> [Written exercise]: Identify each line containing the word "circle" and copy it.
□ □ □ □ □ □ □
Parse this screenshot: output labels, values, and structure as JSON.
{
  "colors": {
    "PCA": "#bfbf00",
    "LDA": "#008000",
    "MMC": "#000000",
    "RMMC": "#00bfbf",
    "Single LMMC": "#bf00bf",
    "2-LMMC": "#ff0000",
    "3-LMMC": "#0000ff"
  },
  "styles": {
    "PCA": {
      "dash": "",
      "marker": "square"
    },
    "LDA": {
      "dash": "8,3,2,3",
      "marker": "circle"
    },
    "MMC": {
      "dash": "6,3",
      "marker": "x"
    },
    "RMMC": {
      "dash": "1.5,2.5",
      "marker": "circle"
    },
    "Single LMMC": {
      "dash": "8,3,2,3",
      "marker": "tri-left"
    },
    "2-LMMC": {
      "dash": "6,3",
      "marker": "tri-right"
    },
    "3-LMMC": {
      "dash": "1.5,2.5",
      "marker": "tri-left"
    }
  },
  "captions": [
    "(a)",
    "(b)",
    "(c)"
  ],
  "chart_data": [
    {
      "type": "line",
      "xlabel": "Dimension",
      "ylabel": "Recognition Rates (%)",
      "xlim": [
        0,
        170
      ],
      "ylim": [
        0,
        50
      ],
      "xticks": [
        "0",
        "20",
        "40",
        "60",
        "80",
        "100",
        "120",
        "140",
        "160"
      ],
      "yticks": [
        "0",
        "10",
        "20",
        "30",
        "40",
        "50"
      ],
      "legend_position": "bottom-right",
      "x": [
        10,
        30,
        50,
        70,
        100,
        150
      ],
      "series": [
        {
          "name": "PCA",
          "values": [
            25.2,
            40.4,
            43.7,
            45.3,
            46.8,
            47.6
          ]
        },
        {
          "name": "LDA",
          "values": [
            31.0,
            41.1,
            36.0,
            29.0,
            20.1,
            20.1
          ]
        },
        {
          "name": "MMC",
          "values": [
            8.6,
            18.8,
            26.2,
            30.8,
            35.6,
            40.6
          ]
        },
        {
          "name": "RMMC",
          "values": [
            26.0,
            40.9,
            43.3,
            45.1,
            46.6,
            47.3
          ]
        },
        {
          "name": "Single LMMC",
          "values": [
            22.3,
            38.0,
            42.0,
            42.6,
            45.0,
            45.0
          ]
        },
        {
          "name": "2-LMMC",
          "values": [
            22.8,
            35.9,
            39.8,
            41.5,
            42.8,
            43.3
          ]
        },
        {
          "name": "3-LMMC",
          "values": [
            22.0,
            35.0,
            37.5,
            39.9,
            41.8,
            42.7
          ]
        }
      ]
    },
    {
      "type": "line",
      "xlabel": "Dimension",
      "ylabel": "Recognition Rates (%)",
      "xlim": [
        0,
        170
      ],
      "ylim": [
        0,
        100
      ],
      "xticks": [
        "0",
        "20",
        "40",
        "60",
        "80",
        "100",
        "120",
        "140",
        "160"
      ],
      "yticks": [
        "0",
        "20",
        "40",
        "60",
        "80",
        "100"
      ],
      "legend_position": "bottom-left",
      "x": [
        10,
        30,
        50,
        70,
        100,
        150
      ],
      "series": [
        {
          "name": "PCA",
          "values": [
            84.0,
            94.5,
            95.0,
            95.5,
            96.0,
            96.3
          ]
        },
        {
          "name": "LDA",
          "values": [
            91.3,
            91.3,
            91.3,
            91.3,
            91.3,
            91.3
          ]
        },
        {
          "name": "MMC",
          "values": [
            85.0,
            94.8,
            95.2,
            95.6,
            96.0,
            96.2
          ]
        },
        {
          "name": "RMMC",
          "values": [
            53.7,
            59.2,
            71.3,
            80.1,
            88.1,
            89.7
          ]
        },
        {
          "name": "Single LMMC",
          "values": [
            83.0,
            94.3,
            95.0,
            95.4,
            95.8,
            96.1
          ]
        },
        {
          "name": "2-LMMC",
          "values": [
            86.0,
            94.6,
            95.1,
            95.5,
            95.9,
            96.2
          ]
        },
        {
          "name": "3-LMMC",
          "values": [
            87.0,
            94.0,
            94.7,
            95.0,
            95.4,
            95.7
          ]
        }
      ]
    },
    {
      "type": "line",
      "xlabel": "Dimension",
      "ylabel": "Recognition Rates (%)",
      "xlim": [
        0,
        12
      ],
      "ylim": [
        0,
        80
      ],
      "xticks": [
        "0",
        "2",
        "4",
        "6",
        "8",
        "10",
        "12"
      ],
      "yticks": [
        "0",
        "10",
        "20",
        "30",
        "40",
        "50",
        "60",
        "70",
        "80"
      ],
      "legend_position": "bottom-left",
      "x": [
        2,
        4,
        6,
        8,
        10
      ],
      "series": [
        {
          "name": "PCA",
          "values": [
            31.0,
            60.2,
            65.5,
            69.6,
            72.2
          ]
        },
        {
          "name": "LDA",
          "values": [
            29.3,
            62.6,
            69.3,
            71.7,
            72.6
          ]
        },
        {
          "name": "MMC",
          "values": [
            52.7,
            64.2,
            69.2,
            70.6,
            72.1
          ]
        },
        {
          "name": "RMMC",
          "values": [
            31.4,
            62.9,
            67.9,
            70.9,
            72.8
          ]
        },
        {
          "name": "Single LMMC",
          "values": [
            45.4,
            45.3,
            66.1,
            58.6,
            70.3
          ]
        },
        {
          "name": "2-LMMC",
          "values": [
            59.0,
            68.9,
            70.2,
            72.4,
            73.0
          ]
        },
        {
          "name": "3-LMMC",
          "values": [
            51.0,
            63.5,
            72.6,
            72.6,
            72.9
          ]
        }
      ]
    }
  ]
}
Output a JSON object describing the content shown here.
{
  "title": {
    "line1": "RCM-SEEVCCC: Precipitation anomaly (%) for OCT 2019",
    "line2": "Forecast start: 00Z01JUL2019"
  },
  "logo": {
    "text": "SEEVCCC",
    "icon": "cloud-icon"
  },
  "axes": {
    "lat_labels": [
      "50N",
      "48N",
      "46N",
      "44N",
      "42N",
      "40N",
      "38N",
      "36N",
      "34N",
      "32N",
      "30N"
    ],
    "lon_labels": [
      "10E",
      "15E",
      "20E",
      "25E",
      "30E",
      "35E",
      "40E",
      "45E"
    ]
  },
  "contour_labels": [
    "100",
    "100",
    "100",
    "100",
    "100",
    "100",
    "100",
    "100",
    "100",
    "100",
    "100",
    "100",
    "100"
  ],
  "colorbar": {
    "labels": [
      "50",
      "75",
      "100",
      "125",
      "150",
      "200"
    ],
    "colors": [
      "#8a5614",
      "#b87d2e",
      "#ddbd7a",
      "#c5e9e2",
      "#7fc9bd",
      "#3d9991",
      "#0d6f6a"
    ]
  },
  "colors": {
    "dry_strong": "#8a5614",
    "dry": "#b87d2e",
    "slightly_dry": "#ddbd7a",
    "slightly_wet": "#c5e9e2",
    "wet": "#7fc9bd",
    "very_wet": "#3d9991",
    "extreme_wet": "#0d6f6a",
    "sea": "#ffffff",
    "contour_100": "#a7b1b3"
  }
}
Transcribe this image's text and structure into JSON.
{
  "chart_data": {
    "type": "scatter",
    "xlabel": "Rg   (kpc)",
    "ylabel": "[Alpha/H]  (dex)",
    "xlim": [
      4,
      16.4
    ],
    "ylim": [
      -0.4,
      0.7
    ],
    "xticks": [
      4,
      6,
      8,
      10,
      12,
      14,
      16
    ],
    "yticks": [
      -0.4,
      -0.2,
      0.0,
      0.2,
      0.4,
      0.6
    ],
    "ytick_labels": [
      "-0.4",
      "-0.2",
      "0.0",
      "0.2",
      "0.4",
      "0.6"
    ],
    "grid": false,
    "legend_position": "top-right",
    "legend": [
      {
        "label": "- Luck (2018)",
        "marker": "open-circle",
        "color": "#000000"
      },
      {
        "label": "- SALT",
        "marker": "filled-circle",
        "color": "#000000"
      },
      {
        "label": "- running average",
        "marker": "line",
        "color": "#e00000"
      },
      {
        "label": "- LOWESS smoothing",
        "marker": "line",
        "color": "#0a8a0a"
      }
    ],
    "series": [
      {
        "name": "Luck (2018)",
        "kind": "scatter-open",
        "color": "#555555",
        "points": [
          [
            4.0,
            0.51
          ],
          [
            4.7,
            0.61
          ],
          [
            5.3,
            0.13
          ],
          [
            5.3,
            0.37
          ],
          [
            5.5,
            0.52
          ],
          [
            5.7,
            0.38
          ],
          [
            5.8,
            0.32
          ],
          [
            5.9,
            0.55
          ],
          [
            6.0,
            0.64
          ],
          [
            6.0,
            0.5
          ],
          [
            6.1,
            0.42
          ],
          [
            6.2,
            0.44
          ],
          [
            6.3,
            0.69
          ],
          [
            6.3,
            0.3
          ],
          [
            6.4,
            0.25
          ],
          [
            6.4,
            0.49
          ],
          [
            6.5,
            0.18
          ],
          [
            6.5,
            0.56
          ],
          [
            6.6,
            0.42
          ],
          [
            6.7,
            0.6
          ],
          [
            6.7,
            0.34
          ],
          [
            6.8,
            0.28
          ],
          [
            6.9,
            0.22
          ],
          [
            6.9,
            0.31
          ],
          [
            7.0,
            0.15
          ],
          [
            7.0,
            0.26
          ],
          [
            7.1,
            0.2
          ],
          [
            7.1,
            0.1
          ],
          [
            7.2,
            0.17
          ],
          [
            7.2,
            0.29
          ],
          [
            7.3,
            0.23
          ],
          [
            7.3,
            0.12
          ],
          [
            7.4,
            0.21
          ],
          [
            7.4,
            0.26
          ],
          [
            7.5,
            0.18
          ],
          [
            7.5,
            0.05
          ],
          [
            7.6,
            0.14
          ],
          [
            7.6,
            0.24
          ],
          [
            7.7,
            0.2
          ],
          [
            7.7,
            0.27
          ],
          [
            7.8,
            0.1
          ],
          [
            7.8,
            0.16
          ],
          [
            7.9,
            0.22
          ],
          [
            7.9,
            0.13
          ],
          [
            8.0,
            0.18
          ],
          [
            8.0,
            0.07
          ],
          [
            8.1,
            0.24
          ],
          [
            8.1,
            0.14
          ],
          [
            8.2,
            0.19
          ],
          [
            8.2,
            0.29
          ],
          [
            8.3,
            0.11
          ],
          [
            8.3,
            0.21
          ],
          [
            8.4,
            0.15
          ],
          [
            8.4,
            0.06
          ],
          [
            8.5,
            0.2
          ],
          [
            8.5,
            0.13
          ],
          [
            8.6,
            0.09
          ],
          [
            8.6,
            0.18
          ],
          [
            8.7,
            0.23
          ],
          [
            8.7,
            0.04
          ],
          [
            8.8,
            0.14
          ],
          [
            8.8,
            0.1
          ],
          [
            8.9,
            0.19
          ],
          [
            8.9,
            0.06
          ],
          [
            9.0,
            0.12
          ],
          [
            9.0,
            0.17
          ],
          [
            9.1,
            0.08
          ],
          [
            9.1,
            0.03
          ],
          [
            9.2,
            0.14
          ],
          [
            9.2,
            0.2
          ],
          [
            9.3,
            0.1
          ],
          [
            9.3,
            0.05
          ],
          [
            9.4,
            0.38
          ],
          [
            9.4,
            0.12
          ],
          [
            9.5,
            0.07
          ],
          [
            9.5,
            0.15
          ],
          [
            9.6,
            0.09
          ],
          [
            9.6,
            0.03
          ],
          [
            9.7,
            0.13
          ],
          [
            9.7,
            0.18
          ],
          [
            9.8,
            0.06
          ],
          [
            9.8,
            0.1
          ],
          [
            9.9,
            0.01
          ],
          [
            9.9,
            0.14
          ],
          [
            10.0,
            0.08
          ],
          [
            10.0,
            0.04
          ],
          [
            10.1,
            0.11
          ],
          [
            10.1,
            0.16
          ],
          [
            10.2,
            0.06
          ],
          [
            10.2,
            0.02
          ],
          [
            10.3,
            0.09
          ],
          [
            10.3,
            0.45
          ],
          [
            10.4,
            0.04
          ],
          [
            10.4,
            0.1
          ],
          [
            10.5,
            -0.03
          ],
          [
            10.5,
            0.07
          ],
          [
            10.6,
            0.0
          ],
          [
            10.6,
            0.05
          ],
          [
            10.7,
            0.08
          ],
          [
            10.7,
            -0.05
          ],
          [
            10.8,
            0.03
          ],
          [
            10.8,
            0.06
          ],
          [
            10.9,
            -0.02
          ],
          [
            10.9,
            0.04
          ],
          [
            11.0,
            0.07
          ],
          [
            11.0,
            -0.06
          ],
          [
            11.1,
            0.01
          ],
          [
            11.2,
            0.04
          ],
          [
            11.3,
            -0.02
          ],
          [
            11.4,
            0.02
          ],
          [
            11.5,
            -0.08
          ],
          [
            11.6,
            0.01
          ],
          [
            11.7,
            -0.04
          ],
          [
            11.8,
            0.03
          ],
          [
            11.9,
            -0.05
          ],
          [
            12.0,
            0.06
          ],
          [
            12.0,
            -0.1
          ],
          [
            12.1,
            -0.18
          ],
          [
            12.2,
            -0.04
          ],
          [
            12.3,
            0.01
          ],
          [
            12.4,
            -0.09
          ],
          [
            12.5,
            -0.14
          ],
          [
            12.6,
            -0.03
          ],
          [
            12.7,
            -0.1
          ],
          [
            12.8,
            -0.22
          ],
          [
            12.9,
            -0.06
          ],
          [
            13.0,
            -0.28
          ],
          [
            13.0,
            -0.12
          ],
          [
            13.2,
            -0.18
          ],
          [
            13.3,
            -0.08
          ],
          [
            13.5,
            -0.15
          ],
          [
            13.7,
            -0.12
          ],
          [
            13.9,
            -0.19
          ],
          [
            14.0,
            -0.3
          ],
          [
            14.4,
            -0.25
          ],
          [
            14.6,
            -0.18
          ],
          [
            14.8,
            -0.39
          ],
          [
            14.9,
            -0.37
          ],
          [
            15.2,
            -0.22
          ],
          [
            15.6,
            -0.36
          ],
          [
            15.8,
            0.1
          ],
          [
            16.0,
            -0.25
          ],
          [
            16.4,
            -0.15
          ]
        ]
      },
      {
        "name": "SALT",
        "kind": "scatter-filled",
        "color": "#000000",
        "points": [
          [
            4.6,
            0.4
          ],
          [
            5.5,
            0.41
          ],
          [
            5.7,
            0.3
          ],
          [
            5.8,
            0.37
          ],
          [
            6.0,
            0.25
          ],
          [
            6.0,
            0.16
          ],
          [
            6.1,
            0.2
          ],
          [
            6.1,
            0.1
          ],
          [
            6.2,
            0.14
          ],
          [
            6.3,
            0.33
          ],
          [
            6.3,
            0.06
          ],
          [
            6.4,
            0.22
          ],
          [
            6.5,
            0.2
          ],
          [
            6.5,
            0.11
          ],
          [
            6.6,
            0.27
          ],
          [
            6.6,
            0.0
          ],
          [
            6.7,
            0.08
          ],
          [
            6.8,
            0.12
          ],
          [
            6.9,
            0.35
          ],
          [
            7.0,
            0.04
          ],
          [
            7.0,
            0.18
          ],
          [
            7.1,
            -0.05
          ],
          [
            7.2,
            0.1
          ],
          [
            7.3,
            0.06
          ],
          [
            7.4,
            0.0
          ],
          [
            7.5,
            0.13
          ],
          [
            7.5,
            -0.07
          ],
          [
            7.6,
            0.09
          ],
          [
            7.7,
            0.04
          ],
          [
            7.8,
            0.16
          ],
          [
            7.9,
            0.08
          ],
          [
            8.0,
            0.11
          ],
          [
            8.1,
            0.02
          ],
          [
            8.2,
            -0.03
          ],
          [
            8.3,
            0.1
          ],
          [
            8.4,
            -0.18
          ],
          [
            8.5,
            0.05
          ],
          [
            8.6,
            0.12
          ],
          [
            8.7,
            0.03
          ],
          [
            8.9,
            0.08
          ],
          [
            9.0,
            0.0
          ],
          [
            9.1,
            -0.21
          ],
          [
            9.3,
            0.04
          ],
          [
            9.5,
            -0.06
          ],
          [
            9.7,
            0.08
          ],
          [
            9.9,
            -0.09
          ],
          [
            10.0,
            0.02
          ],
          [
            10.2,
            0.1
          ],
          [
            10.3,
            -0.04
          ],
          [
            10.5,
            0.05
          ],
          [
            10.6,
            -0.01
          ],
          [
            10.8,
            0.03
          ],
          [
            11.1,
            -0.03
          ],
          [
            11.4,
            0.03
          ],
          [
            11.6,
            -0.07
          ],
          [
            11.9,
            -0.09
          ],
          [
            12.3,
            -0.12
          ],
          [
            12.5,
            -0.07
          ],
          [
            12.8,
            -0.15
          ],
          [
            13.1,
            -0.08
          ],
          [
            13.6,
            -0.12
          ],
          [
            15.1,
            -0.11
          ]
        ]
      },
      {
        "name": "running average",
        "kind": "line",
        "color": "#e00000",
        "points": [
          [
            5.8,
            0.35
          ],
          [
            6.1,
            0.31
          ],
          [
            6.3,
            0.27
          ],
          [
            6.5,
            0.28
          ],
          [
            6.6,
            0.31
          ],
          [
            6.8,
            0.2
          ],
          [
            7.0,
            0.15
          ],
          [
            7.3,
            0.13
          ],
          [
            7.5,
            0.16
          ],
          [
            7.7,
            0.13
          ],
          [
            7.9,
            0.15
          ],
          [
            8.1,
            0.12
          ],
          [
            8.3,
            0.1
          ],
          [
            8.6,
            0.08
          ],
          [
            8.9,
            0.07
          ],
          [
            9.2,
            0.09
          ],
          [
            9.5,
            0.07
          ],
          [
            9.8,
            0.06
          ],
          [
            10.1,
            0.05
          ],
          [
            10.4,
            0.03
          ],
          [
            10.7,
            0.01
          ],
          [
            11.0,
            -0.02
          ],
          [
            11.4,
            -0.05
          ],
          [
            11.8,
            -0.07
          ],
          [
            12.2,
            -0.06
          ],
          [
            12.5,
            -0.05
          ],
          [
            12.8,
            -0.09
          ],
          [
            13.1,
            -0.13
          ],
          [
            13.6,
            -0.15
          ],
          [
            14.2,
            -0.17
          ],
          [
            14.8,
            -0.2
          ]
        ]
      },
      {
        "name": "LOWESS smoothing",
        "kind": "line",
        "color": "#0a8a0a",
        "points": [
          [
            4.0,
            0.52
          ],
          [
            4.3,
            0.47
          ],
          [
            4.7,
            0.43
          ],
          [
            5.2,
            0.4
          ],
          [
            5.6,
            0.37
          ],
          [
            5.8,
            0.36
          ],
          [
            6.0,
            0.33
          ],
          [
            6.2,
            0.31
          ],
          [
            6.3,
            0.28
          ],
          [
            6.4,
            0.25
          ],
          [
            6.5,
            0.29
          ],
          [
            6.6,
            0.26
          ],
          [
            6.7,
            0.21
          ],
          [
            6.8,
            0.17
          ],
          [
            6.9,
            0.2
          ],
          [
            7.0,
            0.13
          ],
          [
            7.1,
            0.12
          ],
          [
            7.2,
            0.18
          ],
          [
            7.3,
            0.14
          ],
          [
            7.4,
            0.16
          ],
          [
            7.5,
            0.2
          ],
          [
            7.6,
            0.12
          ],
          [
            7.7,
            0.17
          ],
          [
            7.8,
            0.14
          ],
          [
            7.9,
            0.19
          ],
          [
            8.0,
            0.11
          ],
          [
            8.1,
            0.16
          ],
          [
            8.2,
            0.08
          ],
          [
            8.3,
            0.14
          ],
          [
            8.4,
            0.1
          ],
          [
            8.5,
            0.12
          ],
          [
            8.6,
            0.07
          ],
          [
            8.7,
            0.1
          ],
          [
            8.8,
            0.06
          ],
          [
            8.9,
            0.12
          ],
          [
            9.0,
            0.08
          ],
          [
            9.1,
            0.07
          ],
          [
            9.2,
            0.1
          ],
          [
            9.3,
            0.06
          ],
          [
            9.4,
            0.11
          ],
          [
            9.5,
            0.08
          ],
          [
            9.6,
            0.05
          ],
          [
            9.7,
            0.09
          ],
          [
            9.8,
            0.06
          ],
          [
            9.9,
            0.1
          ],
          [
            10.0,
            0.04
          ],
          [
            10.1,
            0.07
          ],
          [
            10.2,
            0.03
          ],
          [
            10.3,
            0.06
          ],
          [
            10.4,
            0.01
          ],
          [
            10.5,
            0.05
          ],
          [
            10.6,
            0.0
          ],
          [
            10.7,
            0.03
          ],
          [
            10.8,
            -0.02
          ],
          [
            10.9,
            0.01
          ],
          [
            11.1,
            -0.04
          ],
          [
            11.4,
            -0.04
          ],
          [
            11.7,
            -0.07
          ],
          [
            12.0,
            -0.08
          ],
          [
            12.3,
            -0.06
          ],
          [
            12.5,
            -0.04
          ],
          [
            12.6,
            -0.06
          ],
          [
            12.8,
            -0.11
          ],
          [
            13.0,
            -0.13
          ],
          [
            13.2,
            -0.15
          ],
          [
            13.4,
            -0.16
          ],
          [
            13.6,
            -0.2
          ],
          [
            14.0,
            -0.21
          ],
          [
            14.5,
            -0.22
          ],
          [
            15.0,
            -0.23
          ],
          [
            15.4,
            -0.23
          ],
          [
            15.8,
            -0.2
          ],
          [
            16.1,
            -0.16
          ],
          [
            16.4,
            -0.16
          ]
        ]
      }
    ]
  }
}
□ □ □ □ □ □ □
> [Result of the task]:
      "marker": "circle"
      "marker": "circle"
        "marker": "open-circle",
        "marker": "filled-circle",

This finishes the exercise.